Find the lines that contain the word "with" and copy each one.

[Entries from a dataset]
=-=-=

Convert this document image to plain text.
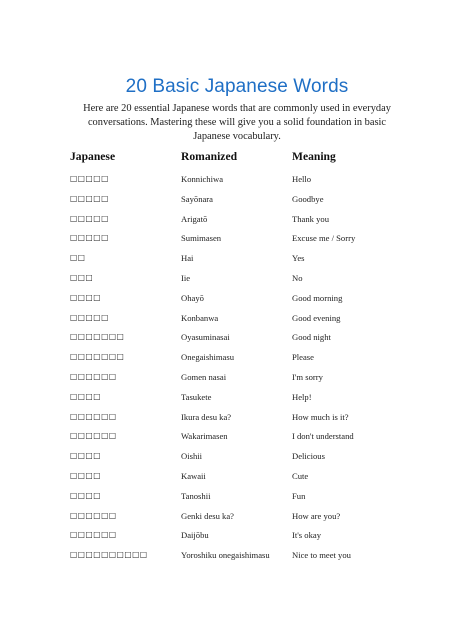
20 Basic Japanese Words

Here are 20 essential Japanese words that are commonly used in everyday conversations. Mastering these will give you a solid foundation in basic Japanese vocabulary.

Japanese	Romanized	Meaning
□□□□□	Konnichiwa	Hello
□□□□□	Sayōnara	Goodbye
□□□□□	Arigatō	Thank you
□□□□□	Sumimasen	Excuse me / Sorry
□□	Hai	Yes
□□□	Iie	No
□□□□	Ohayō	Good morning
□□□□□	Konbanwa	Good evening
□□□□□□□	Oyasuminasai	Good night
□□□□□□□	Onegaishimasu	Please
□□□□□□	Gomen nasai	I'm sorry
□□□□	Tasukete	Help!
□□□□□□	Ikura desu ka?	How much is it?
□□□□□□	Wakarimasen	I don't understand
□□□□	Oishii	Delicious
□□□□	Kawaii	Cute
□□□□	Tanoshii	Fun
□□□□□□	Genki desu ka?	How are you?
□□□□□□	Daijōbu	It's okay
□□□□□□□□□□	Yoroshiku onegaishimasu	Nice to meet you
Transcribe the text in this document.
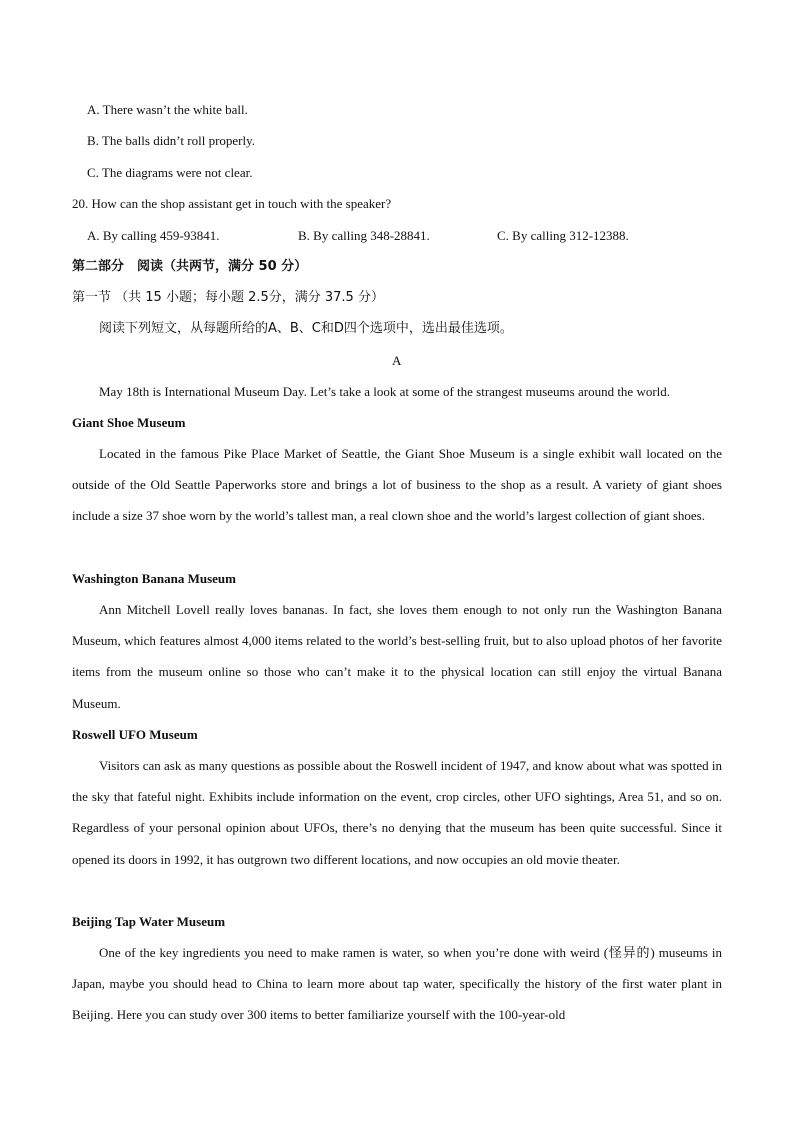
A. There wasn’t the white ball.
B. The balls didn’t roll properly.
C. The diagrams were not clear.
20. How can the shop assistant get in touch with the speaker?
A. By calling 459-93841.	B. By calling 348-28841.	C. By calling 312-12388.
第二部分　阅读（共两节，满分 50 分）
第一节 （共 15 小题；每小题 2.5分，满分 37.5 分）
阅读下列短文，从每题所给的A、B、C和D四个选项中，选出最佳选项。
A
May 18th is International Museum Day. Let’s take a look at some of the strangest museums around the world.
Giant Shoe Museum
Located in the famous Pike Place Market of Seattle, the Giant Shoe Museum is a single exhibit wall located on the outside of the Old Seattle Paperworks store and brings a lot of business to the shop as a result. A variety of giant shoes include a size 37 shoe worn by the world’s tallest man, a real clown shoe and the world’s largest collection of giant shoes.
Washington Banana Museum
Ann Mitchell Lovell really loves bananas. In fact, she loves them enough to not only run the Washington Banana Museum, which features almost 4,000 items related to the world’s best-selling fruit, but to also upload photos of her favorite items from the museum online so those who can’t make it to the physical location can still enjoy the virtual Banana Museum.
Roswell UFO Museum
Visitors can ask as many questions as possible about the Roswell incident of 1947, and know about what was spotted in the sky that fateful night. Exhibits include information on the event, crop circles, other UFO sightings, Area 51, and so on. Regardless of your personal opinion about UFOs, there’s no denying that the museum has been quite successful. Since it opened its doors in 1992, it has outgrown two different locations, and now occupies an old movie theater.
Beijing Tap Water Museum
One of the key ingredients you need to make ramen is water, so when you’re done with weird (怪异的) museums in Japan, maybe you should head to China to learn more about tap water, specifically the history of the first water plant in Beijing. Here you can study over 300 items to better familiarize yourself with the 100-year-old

=-=-=

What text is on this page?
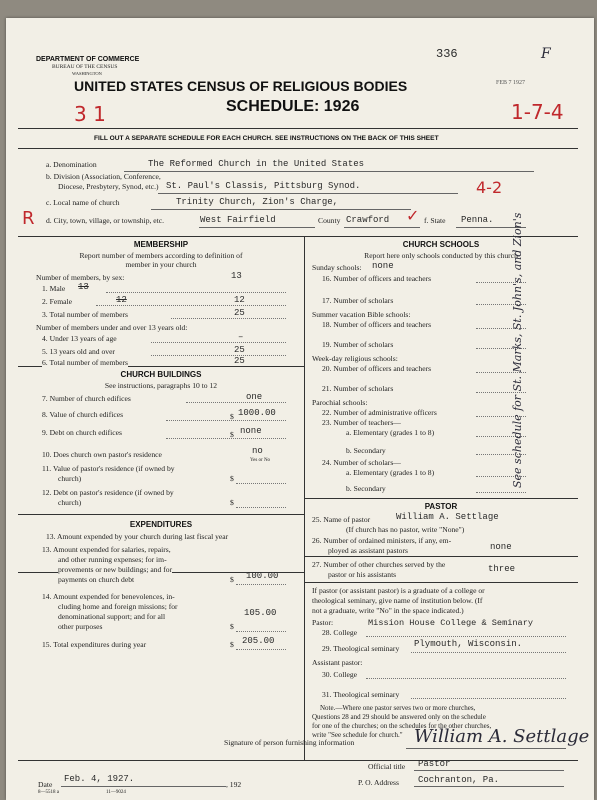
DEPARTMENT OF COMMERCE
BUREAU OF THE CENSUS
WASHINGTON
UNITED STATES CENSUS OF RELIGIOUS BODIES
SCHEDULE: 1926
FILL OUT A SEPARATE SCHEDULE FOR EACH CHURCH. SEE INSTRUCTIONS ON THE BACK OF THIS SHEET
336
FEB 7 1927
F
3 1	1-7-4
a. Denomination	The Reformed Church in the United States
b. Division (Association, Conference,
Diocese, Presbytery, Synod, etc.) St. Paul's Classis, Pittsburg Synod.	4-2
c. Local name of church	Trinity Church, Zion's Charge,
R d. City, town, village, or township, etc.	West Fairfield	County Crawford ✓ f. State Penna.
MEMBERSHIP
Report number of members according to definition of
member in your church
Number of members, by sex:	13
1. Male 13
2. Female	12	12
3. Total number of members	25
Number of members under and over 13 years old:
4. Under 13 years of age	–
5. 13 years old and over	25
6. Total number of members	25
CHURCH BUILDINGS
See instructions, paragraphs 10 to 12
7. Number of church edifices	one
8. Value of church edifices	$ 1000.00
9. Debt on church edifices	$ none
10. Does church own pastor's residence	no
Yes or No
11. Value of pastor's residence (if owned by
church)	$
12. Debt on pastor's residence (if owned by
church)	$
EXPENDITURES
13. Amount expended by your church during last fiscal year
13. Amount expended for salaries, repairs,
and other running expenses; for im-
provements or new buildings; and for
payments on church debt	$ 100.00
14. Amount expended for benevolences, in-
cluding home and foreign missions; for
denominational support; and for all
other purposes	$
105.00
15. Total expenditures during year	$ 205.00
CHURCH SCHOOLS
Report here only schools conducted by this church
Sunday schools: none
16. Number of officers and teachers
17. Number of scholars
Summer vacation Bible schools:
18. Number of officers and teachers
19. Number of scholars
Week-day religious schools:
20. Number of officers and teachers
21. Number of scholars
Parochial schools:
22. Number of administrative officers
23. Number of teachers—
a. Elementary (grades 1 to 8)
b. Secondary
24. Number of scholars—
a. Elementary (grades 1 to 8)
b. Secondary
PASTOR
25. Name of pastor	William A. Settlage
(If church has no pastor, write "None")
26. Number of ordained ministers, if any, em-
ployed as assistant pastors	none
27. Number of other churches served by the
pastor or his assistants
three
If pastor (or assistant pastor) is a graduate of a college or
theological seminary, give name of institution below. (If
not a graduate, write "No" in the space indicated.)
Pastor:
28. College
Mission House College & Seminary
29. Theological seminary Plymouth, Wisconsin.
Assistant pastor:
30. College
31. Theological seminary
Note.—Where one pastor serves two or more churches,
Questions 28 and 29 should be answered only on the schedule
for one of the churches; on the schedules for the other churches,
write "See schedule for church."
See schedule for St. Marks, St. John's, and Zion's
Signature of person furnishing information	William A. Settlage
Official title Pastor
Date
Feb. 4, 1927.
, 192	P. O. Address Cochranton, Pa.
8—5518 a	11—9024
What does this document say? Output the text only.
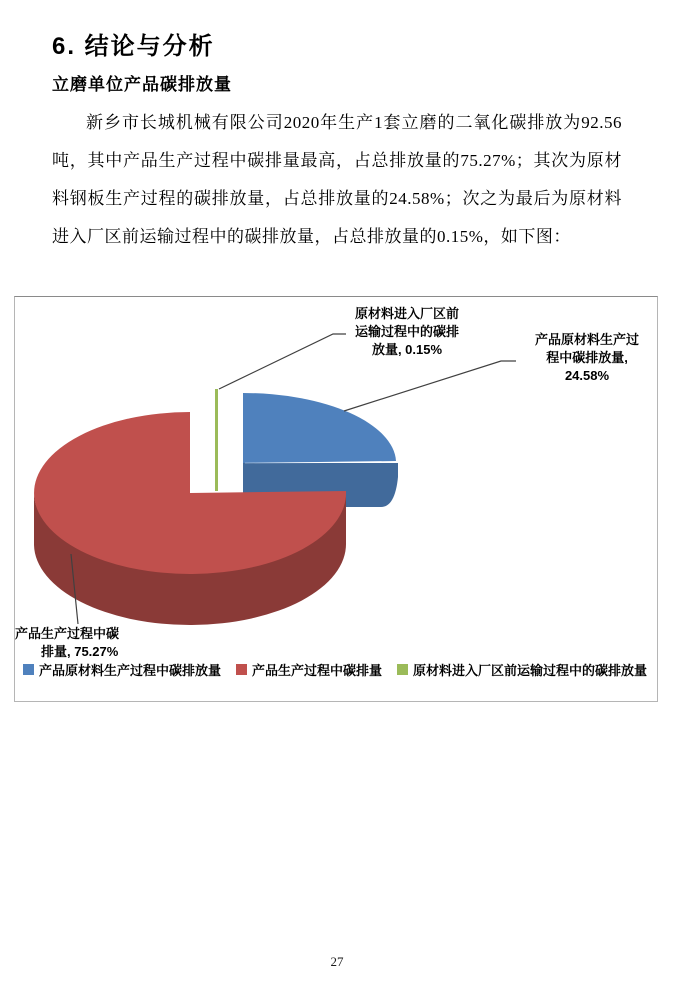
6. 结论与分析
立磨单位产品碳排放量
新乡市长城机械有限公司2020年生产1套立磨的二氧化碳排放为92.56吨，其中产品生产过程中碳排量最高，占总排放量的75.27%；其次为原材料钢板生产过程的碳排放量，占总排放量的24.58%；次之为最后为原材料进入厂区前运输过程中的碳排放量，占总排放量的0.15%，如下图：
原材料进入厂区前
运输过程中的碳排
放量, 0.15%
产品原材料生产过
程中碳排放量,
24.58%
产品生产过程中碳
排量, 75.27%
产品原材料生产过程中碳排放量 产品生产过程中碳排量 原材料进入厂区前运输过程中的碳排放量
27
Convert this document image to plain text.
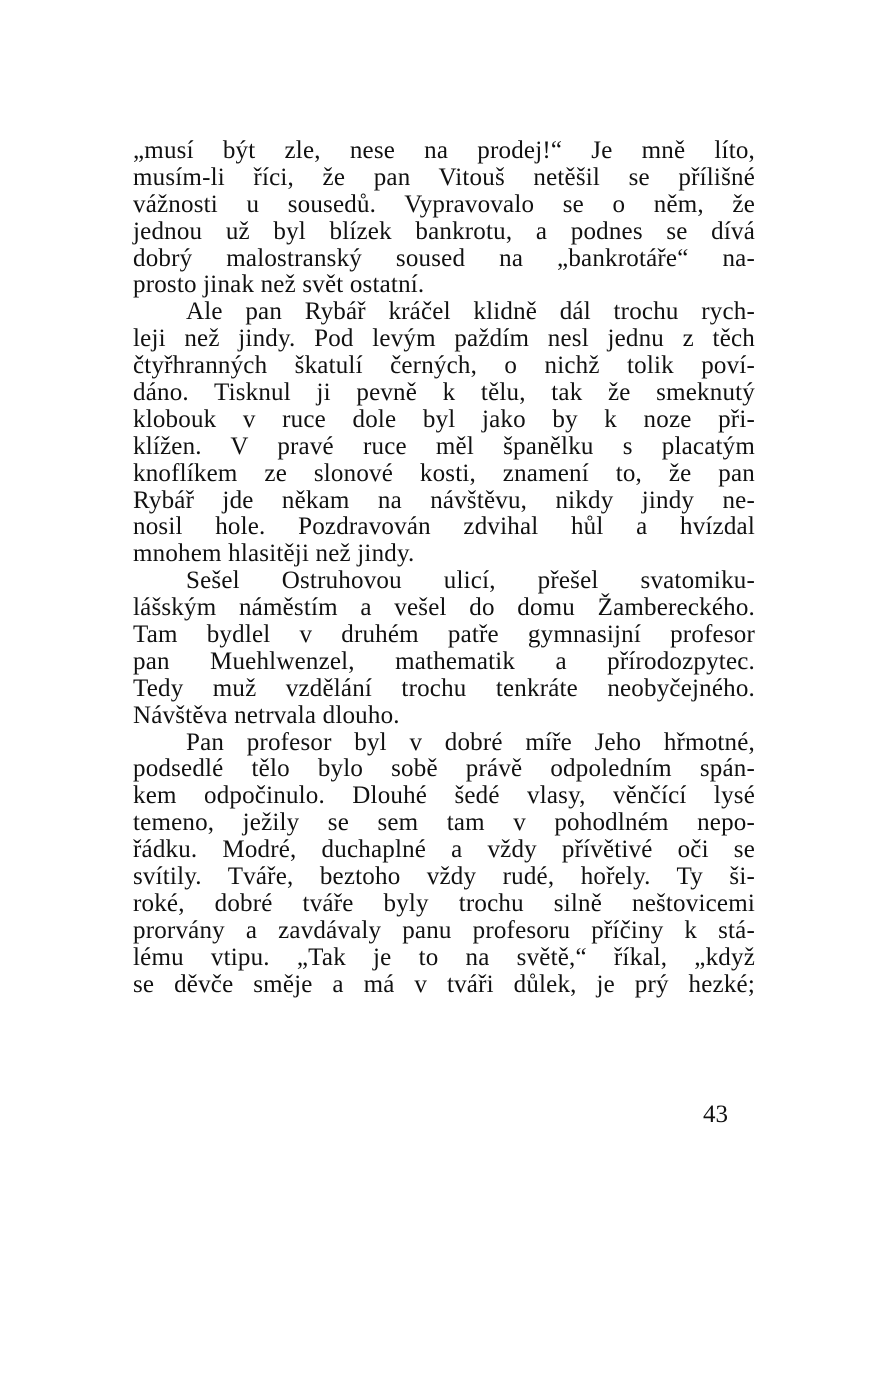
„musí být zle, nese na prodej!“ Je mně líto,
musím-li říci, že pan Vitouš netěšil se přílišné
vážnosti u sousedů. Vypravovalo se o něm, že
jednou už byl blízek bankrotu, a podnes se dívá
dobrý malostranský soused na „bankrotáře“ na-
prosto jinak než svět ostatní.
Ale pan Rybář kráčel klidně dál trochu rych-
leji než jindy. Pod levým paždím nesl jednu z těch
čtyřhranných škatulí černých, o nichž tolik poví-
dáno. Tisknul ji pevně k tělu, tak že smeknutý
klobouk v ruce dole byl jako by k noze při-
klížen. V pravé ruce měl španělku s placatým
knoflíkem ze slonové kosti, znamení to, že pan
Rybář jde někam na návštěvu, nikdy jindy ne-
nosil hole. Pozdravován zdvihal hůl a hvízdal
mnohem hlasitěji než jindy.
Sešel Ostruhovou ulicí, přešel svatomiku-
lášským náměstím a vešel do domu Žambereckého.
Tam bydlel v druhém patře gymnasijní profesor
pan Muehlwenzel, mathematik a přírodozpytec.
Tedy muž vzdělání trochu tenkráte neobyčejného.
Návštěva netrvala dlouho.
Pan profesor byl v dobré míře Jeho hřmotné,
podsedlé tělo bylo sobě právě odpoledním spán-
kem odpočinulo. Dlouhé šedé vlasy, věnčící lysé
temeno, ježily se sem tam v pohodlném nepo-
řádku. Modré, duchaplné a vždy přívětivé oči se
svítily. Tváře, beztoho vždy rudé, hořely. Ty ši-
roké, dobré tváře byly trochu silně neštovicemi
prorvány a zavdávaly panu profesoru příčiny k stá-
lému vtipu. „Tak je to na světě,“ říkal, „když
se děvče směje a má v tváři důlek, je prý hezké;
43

=-=-=

▶ _OUTPUT BELOW_:
20. How can the shop assistant get in touch with the speaker?
One of the key ingredients you need to make ramen is water, so when you’re done with weird (怪异的) museums in Japan, maybe you should head to China to learn more about tap water, specifically the history of the first water plant in Beijing. Here you can study over 300 items to better familiarize yourself with the 100-year-old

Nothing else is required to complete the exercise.